• Required task: Please swap "candle-body" for "candle-box" throughout everything from the first row down to the row containing "candle-button[interactable] bbox=[34, 4, 56, 24]", and give those rows back with nothing else changed.

• Given data:
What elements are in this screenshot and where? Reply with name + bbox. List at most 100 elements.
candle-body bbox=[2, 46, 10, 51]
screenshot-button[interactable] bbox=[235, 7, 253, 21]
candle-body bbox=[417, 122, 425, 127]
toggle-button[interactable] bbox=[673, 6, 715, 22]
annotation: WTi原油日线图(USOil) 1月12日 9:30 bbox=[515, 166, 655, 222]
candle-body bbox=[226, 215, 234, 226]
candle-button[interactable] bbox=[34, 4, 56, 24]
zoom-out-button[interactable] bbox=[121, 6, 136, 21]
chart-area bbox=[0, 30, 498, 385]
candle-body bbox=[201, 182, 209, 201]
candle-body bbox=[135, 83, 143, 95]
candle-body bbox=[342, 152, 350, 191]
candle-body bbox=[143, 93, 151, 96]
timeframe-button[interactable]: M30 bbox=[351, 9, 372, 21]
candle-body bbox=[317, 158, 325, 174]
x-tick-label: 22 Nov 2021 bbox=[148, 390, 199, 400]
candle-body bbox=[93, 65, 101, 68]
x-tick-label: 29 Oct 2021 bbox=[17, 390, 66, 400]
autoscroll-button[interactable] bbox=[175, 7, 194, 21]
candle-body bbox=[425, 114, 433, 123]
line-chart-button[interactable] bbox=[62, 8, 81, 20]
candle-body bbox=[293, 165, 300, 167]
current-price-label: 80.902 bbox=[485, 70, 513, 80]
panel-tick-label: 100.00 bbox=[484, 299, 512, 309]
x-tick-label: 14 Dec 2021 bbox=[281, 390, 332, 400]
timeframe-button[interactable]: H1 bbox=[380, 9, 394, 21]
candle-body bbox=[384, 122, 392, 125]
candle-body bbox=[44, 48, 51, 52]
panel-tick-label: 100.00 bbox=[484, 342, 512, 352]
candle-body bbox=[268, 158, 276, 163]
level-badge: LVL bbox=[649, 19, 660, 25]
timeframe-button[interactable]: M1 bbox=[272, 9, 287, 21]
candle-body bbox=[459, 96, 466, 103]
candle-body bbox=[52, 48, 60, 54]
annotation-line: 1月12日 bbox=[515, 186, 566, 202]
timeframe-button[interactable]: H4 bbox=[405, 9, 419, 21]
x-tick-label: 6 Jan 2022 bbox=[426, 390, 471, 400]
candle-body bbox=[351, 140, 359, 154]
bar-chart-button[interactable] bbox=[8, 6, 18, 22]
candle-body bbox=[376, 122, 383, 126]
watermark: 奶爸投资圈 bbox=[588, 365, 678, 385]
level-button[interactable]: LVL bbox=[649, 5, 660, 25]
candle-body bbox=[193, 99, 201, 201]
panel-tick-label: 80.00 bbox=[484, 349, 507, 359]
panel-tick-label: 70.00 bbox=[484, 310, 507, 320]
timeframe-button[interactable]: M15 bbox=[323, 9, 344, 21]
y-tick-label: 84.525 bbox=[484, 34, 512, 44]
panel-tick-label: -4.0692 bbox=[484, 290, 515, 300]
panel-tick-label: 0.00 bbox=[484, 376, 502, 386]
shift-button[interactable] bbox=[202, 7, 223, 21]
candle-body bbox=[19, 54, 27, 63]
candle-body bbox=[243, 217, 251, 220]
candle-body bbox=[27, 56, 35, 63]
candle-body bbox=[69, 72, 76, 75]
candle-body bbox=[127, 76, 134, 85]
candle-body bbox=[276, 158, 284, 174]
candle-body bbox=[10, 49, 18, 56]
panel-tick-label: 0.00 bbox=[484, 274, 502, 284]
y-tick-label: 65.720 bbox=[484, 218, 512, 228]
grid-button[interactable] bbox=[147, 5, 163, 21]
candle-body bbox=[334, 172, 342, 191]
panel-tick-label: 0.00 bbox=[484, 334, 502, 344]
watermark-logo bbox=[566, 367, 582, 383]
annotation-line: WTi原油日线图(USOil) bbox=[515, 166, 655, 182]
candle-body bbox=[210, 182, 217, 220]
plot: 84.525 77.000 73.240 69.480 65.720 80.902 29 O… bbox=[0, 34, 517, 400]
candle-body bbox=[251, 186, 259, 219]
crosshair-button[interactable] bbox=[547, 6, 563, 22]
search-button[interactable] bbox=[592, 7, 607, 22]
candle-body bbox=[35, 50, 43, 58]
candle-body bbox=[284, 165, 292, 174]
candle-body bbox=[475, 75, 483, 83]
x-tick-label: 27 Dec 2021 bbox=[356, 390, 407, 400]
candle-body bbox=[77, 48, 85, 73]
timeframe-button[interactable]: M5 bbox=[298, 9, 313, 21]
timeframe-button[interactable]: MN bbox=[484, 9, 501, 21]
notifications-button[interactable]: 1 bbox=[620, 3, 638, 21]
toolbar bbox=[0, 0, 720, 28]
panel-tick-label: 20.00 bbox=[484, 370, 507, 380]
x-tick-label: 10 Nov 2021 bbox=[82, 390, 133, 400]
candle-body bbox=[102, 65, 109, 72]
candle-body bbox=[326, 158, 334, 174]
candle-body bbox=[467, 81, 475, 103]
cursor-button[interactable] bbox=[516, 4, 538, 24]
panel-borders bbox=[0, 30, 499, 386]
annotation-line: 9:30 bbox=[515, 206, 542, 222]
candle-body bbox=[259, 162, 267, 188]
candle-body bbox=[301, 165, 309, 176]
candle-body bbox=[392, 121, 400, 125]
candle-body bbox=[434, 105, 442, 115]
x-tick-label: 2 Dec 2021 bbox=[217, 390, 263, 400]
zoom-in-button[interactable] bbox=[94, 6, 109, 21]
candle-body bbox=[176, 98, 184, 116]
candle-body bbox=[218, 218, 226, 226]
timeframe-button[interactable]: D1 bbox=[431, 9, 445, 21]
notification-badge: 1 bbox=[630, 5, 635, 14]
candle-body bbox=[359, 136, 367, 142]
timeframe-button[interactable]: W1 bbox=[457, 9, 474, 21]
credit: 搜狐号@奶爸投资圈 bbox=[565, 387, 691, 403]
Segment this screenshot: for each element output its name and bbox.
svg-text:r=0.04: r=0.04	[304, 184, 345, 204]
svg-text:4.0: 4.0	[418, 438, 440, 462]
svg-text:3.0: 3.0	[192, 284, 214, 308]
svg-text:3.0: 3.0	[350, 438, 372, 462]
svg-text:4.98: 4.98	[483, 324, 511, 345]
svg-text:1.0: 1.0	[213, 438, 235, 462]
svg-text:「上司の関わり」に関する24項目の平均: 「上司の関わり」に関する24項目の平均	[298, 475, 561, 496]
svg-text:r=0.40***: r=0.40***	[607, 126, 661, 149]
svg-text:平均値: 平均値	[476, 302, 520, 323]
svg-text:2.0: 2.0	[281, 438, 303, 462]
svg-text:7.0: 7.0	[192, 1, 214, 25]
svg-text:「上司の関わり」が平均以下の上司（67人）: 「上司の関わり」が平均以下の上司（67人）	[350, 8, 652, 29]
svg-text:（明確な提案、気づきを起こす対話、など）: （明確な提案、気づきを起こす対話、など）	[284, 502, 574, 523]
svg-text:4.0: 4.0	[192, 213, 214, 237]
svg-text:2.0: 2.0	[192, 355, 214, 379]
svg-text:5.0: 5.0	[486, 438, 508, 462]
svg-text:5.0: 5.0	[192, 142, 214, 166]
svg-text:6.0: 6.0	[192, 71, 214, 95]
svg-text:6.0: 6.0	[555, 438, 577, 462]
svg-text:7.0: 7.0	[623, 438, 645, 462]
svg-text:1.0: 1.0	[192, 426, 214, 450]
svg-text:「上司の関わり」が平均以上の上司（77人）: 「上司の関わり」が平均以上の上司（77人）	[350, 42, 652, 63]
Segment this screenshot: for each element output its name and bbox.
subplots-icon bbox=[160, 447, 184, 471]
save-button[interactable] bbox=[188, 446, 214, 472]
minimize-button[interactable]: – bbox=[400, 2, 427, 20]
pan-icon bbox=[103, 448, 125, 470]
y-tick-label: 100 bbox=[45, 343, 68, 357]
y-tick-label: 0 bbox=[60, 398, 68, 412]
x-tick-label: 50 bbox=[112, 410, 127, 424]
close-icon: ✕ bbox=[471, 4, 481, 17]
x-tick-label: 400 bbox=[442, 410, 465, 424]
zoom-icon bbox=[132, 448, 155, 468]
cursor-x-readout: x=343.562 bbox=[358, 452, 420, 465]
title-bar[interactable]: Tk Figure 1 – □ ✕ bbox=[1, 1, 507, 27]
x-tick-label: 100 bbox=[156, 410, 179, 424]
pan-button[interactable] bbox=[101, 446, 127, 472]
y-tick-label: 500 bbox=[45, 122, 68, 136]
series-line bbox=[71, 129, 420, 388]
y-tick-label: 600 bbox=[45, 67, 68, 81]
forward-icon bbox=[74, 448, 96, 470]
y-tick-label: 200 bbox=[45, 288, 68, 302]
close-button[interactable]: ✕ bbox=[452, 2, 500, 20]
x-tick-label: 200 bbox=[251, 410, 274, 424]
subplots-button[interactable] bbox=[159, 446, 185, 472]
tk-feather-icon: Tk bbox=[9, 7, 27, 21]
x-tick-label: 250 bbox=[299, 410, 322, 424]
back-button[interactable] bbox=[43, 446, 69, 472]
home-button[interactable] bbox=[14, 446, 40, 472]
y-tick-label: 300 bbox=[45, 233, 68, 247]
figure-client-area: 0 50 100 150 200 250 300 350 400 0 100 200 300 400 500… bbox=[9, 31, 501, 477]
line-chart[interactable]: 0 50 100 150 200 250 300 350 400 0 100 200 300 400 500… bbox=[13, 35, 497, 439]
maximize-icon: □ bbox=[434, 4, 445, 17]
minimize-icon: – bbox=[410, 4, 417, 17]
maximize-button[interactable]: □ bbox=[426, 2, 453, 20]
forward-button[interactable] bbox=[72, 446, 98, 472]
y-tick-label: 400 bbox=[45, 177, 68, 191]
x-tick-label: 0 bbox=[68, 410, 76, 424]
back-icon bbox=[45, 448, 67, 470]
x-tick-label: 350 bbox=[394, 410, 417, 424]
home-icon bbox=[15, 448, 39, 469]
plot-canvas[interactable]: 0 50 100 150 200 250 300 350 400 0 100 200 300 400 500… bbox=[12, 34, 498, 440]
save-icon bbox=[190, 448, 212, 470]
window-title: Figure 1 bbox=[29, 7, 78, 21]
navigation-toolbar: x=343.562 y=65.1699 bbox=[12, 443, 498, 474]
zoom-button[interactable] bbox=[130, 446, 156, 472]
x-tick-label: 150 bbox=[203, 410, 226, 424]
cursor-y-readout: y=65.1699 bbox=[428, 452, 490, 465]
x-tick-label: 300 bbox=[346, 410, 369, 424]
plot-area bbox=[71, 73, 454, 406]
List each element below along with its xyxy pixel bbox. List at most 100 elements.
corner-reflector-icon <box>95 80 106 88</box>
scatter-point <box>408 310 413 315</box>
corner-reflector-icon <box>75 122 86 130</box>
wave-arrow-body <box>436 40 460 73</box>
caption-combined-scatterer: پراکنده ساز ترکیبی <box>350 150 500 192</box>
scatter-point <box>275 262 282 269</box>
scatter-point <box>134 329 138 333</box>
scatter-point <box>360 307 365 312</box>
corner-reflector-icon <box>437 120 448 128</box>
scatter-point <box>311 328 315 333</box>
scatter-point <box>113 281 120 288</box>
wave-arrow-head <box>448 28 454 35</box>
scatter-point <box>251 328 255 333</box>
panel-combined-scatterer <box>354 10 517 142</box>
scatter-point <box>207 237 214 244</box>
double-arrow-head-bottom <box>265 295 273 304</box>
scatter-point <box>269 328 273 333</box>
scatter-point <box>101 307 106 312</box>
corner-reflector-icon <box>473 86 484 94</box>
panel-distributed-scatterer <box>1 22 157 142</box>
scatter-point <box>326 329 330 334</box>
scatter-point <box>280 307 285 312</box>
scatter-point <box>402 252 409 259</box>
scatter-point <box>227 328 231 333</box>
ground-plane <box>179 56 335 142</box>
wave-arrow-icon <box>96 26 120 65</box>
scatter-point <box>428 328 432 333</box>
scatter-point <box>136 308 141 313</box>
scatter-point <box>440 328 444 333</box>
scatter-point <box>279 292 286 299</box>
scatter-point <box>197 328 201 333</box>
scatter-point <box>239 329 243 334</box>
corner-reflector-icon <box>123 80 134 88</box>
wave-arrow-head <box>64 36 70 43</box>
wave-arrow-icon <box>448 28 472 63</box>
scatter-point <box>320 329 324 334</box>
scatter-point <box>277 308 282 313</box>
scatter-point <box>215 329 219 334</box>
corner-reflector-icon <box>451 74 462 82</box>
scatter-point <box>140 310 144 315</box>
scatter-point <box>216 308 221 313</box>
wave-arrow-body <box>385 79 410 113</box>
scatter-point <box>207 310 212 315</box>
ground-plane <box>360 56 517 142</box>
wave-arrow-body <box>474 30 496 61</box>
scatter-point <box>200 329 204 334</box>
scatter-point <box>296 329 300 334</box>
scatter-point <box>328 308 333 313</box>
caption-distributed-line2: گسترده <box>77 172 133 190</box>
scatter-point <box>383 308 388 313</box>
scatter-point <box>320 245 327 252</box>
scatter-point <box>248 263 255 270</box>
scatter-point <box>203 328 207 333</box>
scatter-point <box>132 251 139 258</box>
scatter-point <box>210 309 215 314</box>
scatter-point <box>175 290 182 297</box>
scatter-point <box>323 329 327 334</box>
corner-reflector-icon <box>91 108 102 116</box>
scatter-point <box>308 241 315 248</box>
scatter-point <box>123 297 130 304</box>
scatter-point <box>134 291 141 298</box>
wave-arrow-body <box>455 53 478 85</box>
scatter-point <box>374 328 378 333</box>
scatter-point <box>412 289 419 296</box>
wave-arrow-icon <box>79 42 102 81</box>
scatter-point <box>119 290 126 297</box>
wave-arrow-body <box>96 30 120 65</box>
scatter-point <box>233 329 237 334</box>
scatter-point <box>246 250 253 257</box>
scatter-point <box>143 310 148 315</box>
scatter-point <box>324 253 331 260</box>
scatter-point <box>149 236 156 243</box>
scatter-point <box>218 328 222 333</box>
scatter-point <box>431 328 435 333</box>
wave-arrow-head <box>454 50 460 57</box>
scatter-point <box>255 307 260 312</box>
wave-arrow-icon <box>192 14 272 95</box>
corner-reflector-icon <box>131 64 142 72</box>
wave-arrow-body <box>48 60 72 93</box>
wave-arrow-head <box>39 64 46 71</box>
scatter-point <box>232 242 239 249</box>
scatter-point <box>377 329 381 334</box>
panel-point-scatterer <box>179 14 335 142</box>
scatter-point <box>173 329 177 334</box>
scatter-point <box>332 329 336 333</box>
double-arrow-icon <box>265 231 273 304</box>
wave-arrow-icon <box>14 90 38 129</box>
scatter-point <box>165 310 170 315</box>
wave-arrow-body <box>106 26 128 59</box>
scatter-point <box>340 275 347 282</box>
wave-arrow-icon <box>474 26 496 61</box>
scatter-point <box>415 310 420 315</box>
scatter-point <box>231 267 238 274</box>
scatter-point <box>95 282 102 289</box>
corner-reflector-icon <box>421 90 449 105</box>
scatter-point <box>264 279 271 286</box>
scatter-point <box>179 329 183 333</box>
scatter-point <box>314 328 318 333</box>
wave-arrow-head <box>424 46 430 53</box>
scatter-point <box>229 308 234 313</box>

• Answer for this exercise:
What elements are in this screenshot and where? Reply with name + bbox. List at most 100 elements.
candle-box bbox=[2, 46, 10, 51]
screenshot-button[interactable] bbox=[235, 7, 253, 21]
candle-box bbox=[417, 122, 425, 127]
toggle-button[interactable] bbox=[673, 6, 715, 22]
annotation: WTi原油日线图(USOil) 1月12日 9:30 bbox=[515, 166, 655, 222]
candle-box bbox=[226, 215, 234, 226]
candle-button[interactable] bbox=[34, 4, 56, 24]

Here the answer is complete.